Brief:
Set the listing down unchanged, minus every embedded image.

Saved data entries
>> begin
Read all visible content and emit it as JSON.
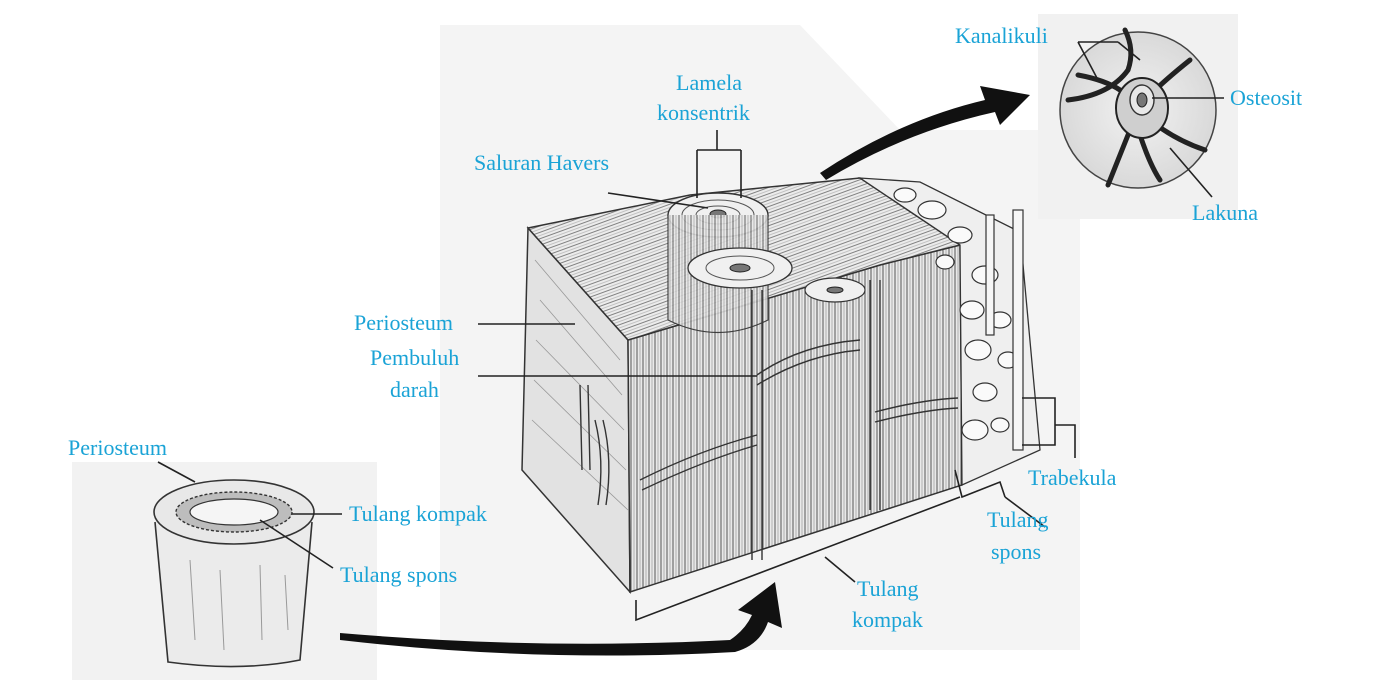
{
  "colors": {
    "label": "#1aa3d6",
    "leader": "#222222",
    "arrow": "#111111",
    "panel": "#f3f3f3",
    "bone_fill": "#ececec",
    "bone_stroke": "#333333"
  },
  "labels": {
    "lamela_line1": "Lamela",
    "lamela_line2": "konsentrik",
    "saluran_havers": "Saluran Havers",
    "periosteum_main": "Periosteum",
    "pembuluh_line1": "Pembuluh",
    "pembuluh_line2": "darah",
    "kanalikuli": "Kanalikuli",
    "osteosit": "Osteosit",
    "lakuna": "Lakuna",
    "trabekula": "Trabekula",
    "tulang_spons_line1": "Tulang",
    "tulang_spons_line2": "spons",
    "tulang_kompak_line1": "Tulang",
    "tulang_kompak_line2": "kompak",
    "periosteum_small": "Periosteum",
    "small_tulang_kompak": "Tulang kompak",
    "small_tulang_spons": "Tulang spons"
  }
}
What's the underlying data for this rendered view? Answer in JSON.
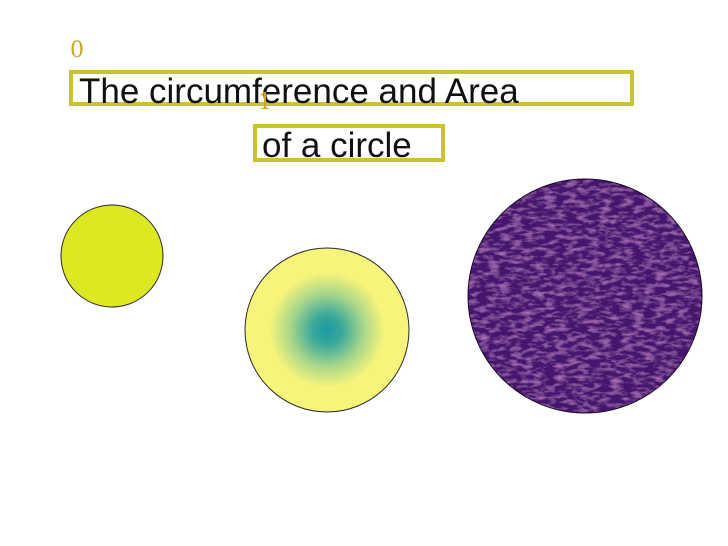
{
  "slide": {
    "title_lines": [
      "The circumference and Area",
      "of a circle"
    ],
    "box_indices": [
      "0",
      "1"
    ]
  },
  "circles": [
    {
      "name": "solid-yellow-circle",
      "fill": "#dde823"
    },
    {
      "name": "gradient-circle",
      "outer": "#f6f47a",
      "center": "#1a9aa3"
    },
    {
      "name": "textured-purple-circle",
      "fill": "#44166e"
    }
  ]
}
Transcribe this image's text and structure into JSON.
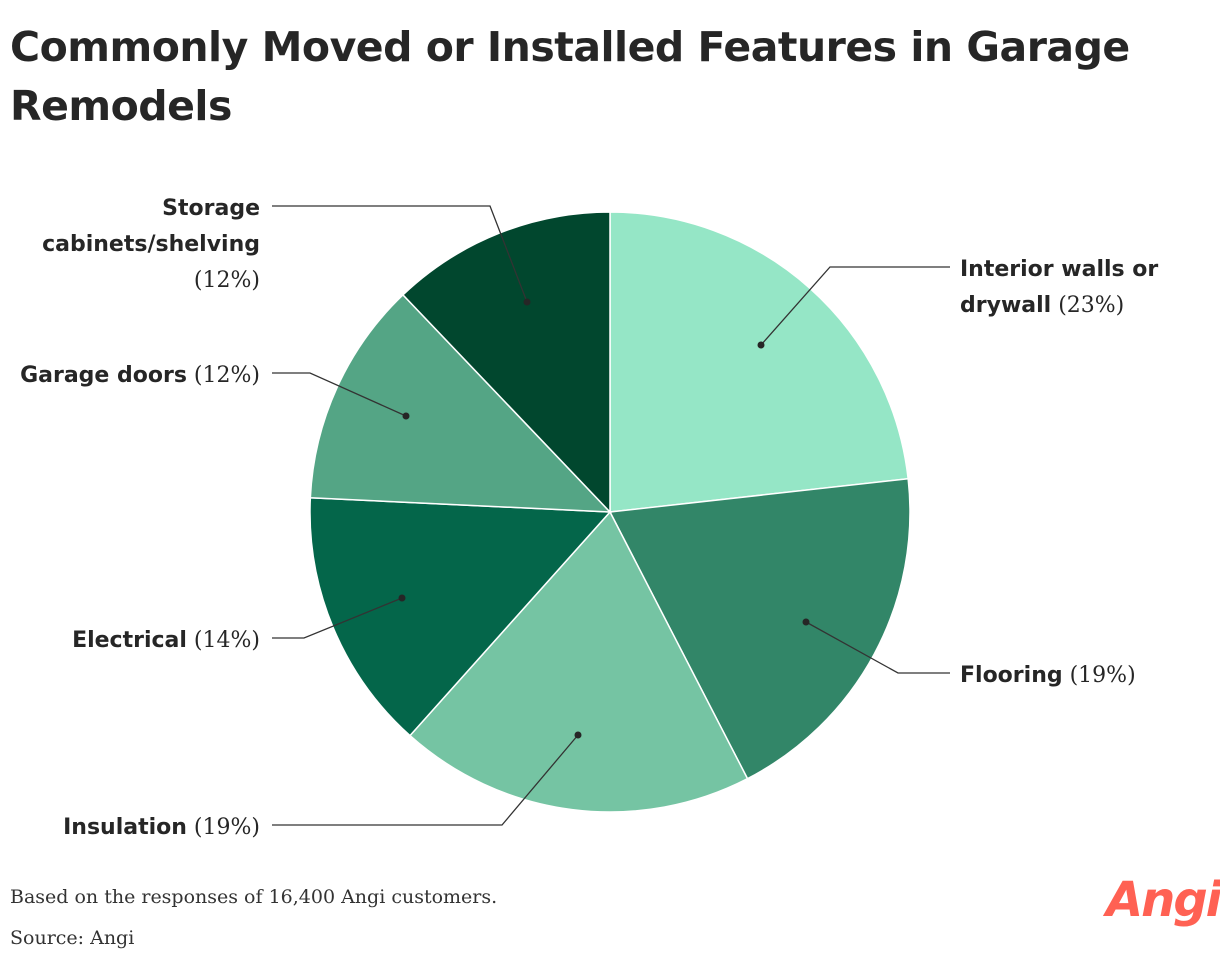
{
  "title": "Commonly Moved or Installed Features in Garage Remodels",
  "footer": {
    "note": "Based on the responses of 16,400 Angi customers.",
    "source": "Source: Angi"
  },
  "brand": {
    "logo_text": "Angi",
    "color": "#ff6153"
  },
  "chart_data": {
    "type": "pie",
    "title": "Commonly Moved or Installed Features in Garage Remodels",
    "start": "12 o'clock, clockwise",
    "slices": [
      {
        "label_lines": [
          "Interior walls or",
          "drywall"
        ],
        "pct_text": "(23%)",
        "value": 23,
        "color": "#95e6c6"
      },
      {
        "label_lines": [
          "Flooring"
        ],
        "pct_text": "(19%)",
        "value": 19,
        "color": "#328668"
      },
      {
        "label_lines": [
          "Insulation"
        ],
        "pct_text": "(19%)",
        "value": 19,
        "color": "#75c4a3"
      },
      {
        "label_lines": [
          "Electrical"
        ],
        "pct_text": "(14%)",
        "value": 14,
        "color": "#04664a"
      },
      {
        "label_lines": [
          "Garage doors"
        ],
        "pct_text": "(12%)",
        "value": 12,
        "color": "#54a585"
      },
      {
        "label_lines": [
          "Storage",
          "cabinets/shelving"
        ],
        "pct_text": "(12%)",
        "value": 12,
        "color": "#01472e"
      }
    ]
  }
}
>> end
Complete response:
Read all visible content and emit it as JSON.
{
  "colors": {
    "label": "#1aa3d6",
    "leader": "#222222",
    "arrow": "#111111",
    "panel": "#f3f3f3",
    "bone_fill": "#ececec",
    "bone_stroke": "#333333"
  },
  "labels": {
    "lamela_line1": "Lamela",
    "lamela_line2": "konsentrik",
    "saluran_havers": "Saluran Havers",
    "periosteum_main": "Periosteum",
    "pembuluh_line1": "Pembuluh",
    "pembuluh_line2": "darah",
    "kanalikuli": "Kanalikuli",
    "osteosit": "Osteosit",
    "lakuna": "Lakuna",
    "trabekula": "Trabekula",
    "tulang_spons_line1": "Tulang",
    "tulang_spons_line2": "spons",
    "tulang_kompak_line1": "Tulang",
    "tulang_kompak_line2": "kompak",
    "periosteum_small": "Periosteum",
    "small_tulang_kompak": "Tulang kompak",
    "small_tulang_spons": "Tulang spons"
  }
}
What's the underlying data for this rendered view? Answer in JSON.
{
  "slide": {
    "title_lines": [
      "The circumference and Area",
      "of a circle"
    ],
    "box_indices": [
      "0",
      "1"
    ]
  },
  "circles": [
    {
      "name": "solid-yellow-circle",
      "fill": "#dde823"
    },
    {
      "name": "gradient-circle",
      "outer": "#f6f47a",
      "center": "#1a9aa3"
    },
    {
      "name": "textured-purple-circle",
      "fill": "#44166e"
    }
  ]
}
Transcribe this image's text and structure into JSON.
{
  "title": "Commonly Moved or Installed Features in Garage Remodels",
  "footer": {
    "note": "Based on the responses of 16,400 Angi customers.",
    "source": "Source: Angi"
  },
  "brand": {
    "logo_text": "Angi",
    "color": "#ff6153"
  },
  "chart_data": {
    "type": "pie",
    "title": "Commonly Moved or Installed Features in Garage Remodels",
    "start": "12 o'clock, clockwise",
    "slices": [
      {
        "label_lines": [
          "Interior walls or",
          "drywall"
        ],
        "pct_text": "(23%)",
        "value": 23,
        "color": "#95e6c6"
      },
      {
        "label_lines": [
          "Flooring"
        ],
        "pct_text": "(19%)",
        "value": 19,
        "color": "#328668"
      },
      {
        "label_lines": [
          "Insulation"
        ],
        "pct_text": "(19%)",
        "value": 19,
        "color": "#75c4a3"
      },
      {
        "label_lines": [
          "Electrical"
        ],
        "pct_text": "(14%)",
        "value": 14,
        "color": "#04664a"
      },
      {
        "label_lines": [
          "Garage doors"
        ],
        "pct_text": "(12%)",
        "value": 12,
        "color": "#54a585"
      },
      {
        "label_lines": [
          "Storage",
          "cabinets/shelving"
        ],
        "pct_text": "(12%)",
        "value": 12,
        "color": "#01472e"
      }
    ]
  }
}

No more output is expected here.